Find the string "Paramètres" in the data, then copy every line where it is found.

[Data records]
+++
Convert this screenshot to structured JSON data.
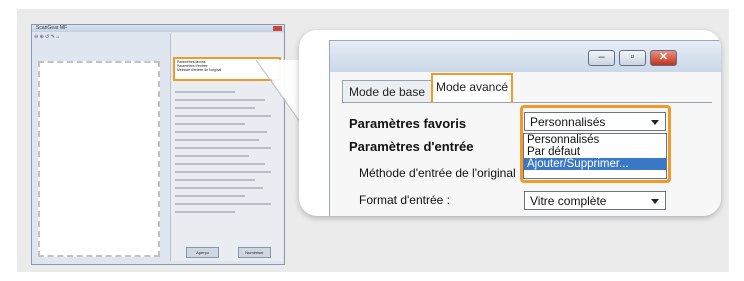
{
  "thumbnail": {
    "title": "ScanGear MF",
    "popup_items": [
      "Paramètres favoris",
      "Paramètres d'entrée",
      "Méthode d'entrée de l'original",
      "Personnalisés",
      "Par défaut",
      "Ajouter/Supprimer"
    ],
    "buttons": [
      "Aperçu",
      "Numériser"
    ]
  },
  "window": {
    "controls": {
      "minimize": "–",
      "maximize": "▫",
      "close": "✕"
    },
    "tabs": [
      {
        "label": "Mode de base",
        "active": false
      },
      {
        "label": "Mode avancé",
        "active": true
      }
    ],
    "favorites_label": "Paramètres favoris",
    "favorites_value": "Personnalisés",
    "favorites_options": [
      "Personnalisés",
      "Par défaut",
      "Ajouter/Supprimer..."
    ],
    "favorites_selected_index": 2,
    "input_settings_label": "Paramètres d'entrée",
    "input_method_label": "Méthode d'entrée de l'original :",
    "input_format_label": "Format d'entrée :",
    "input_format_value": "Vitre complète"
  },
  "colors": {
    "highlight": "#f09a2a",
    "selected_option": "#3a78c6"
  }
}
+++
▶ _RESPONSE TO THIS EXERCISE_
      "Paramètres favoris",
      "Paramètres d'entrée",
    "favorites_label": "Paramètres favoris",
    "input_settings_label": "Paramètres d'entrée",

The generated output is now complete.